▶ Exercise requirements: Return the lines where the word "text" occurs.

>> begin

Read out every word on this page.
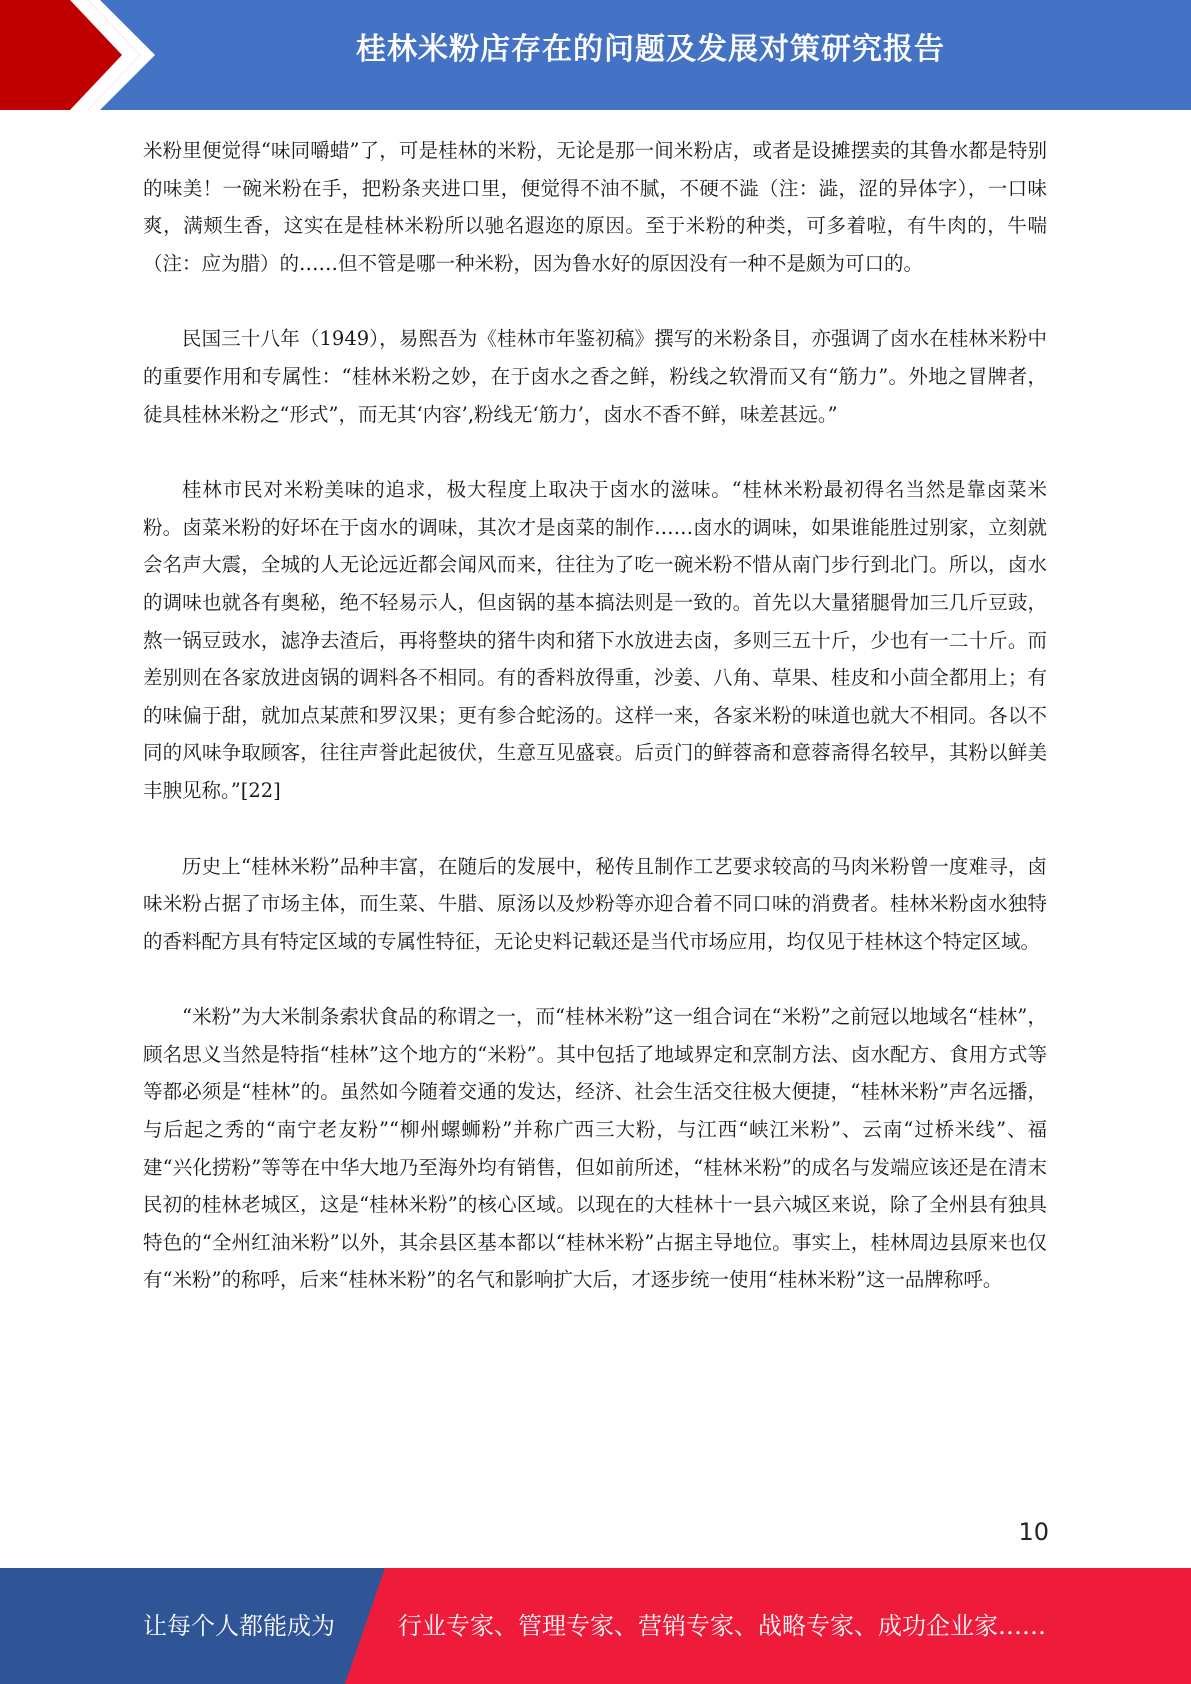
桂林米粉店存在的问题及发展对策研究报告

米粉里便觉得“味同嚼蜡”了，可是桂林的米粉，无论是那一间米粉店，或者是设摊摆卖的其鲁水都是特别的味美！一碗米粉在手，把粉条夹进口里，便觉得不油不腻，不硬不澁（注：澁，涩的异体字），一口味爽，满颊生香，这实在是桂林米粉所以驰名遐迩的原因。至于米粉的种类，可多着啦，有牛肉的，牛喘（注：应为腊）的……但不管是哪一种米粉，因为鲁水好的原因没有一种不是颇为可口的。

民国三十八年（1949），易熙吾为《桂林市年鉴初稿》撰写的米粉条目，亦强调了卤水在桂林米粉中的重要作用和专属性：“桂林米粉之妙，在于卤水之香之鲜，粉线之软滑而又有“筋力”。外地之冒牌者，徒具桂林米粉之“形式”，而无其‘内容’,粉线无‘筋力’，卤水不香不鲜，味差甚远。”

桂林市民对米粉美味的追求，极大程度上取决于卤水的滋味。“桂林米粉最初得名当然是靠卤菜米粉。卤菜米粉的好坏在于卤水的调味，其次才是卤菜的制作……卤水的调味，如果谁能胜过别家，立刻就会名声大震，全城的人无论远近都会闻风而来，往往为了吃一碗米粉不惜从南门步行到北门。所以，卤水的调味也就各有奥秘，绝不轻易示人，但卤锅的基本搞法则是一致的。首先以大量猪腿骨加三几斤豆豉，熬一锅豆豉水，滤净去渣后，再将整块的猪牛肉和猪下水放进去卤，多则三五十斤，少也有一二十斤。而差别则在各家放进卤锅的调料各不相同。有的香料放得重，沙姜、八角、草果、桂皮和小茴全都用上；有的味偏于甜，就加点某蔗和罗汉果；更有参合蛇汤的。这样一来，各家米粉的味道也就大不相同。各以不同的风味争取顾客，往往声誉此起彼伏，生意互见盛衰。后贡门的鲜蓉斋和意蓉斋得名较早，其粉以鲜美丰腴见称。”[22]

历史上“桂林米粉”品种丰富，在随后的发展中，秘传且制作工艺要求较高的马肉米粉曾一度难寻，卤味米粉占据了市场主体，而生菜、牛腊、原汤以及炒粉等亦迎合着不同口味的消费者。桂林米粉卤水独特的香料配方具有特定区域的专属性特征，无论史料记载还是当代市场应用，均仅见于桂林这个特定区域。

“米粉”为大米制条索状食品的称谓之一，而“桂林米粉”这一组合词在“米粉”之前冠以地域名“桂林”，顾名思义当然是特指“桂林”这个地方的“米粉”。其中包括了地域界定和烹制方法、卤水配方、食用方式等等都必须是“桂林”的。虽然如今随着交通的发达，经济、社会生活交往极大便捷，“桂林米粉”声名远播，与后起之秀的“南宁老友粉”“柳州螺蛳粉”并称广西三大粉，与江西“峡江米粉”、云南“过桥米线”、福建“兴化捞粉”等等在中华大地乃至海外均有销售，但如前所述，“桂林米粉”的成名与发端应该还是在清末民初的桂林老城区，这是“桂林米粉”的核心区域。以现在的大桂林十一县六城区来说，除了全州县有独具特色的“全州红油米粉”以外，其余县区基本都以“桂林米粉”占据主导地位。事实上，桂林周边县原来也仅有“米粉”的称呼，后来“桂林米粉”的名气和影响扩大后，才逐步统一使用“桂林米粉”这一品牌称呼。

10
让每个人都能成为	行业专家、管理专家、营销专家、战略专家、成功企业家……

>> end
>> begin

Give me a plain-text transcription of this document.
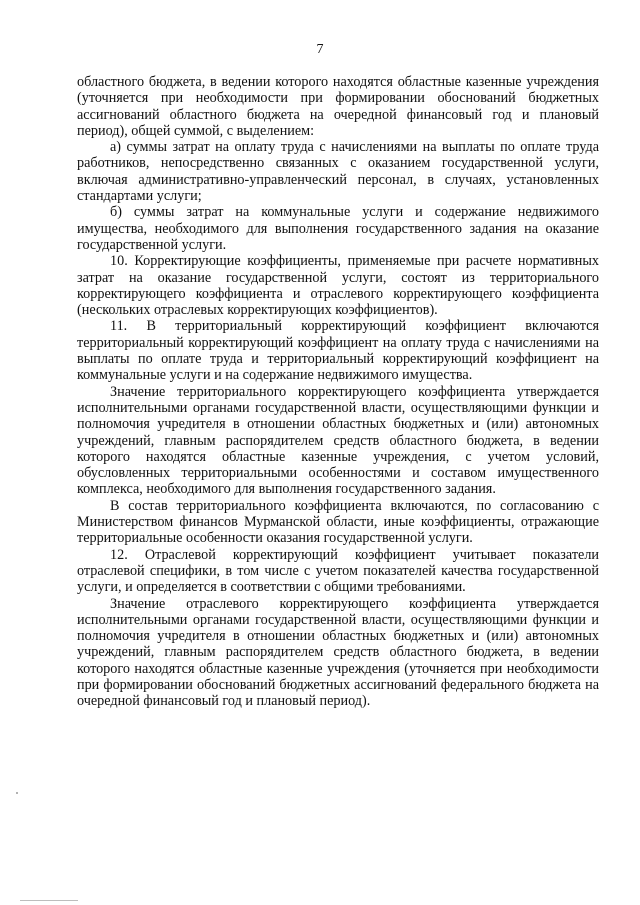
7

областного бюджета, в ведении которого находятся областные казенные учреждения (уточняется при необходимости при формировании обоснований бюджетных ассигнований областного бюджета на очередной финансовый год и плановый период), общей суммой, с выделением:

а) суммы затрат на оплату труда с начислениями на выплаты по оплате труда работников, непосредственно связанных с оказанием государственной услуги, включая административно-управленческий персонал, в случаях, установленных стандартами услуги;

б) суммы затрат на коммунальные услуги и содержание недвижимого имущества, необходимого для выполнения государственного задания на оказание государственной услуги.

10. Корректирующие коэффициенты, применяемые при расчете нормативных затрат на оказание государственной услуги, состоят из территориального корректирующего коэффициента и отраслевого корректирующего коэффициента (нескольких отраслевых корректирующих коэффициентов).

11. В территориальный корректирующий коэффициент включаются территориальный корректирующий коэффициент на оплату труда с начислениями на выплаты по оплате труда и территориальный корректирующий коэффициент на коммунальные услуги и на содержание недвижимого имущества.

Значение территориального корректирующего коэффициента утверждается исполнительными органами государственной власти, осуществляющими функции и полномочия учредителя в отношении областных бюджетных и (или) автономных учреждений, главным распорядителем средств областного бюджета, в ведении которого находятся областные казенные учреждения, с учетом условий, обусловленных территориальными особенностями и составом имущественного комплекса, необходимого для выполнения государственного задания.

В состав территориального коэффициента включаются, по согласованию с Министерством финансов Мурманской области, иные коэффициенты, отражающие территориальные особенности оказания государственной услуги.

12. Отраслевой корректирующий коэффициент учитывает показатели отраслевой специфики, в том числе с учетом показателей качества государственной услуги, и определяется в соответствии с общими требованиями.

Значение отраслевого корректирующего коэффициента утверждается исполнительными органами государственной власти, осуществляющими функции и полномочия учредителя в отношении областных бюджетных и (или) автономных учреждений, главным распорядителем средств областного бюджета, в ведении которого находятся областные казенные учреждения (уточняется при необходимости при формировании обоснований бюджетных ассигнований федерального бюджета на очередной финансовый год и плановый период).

>> end
>> begin

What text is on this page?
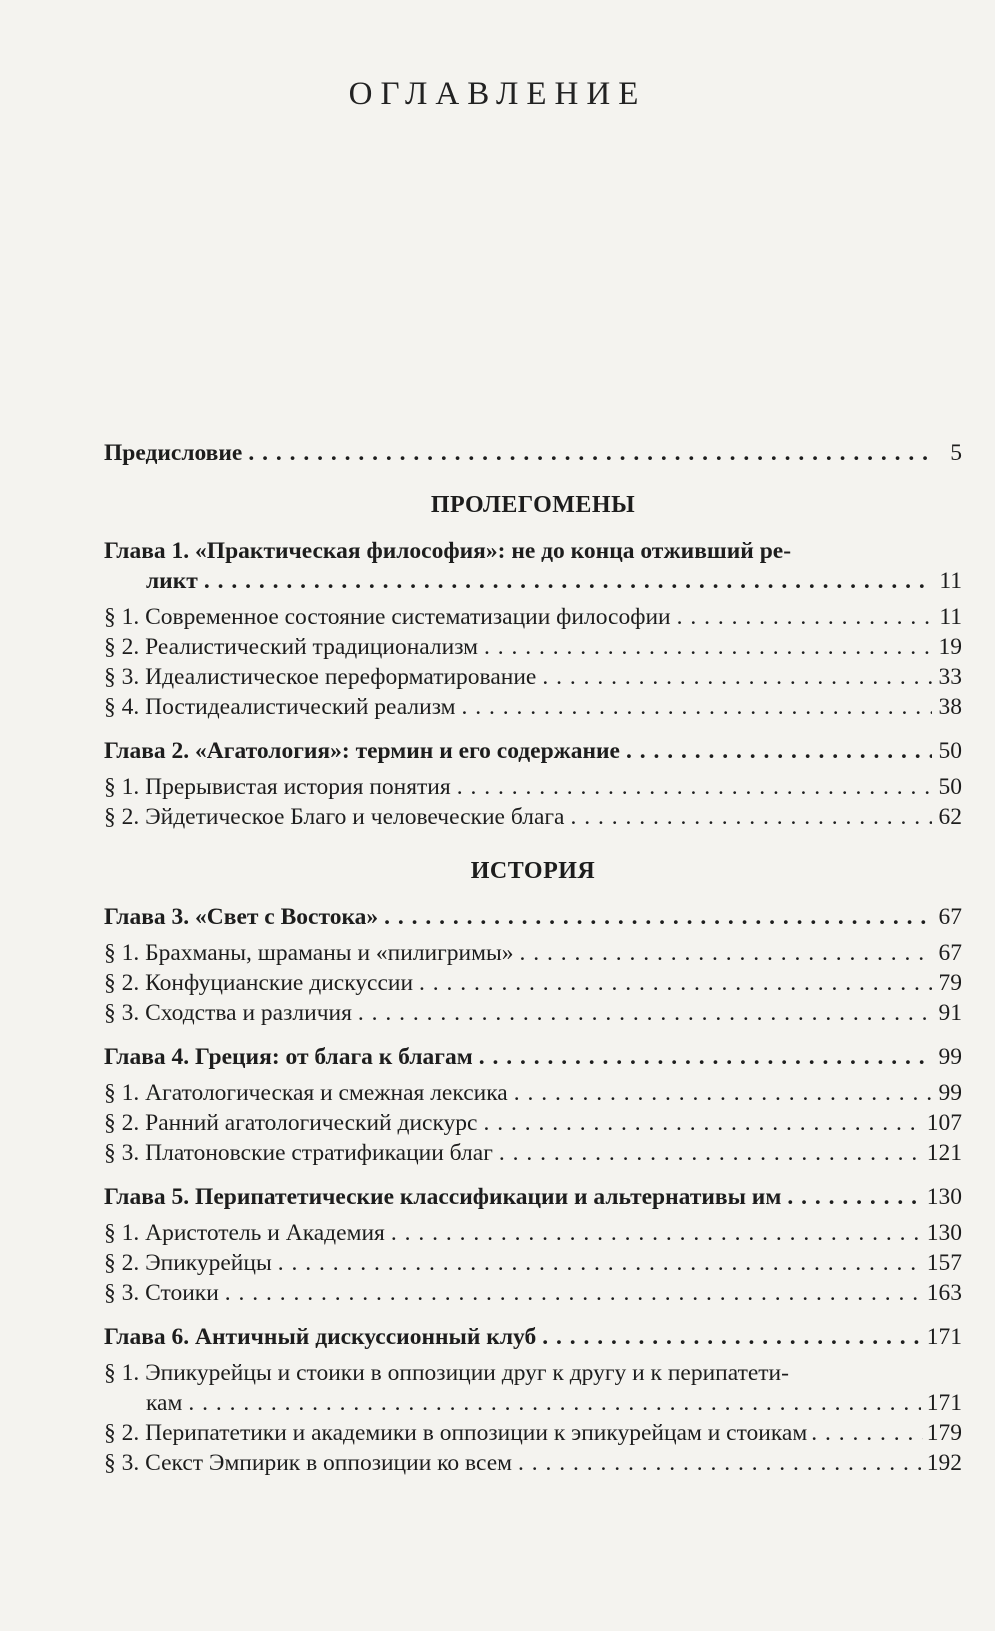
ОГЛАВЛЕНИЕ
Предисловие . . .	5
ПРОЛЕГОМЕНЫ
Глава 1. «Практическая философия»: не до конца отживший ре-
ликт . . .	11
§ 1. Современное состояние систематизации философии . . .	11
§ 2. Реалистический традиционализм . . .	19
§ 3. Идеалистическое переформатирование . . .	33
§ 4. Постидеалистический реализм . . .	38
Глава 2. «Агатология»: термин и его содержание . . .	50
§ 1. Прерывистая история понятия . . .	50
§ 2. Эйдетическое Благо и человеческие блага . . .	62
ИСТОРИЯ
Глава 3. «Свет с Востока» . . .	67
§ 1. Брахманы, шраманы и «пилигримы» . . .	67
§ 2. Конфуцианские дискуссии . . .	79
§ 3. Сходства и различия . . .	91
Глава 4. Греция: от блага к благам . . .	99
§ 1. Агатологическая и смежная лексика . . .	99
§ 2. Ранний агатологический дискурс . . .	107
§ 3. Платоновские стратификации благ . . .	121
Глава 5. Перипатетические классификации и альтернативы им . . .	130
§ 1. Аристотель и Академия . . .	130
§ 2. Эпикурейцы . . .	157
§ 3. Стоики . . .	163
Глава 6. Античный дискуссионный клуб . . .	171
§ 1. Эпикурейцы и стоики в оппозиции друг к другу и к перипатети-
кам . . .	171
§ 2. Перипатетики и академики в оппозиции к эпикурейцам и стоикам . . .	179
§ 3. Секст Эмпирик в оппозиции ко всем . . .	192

>> end

▶ Completed task:
Give me a plain-text transcription of this document.
What text is on this page?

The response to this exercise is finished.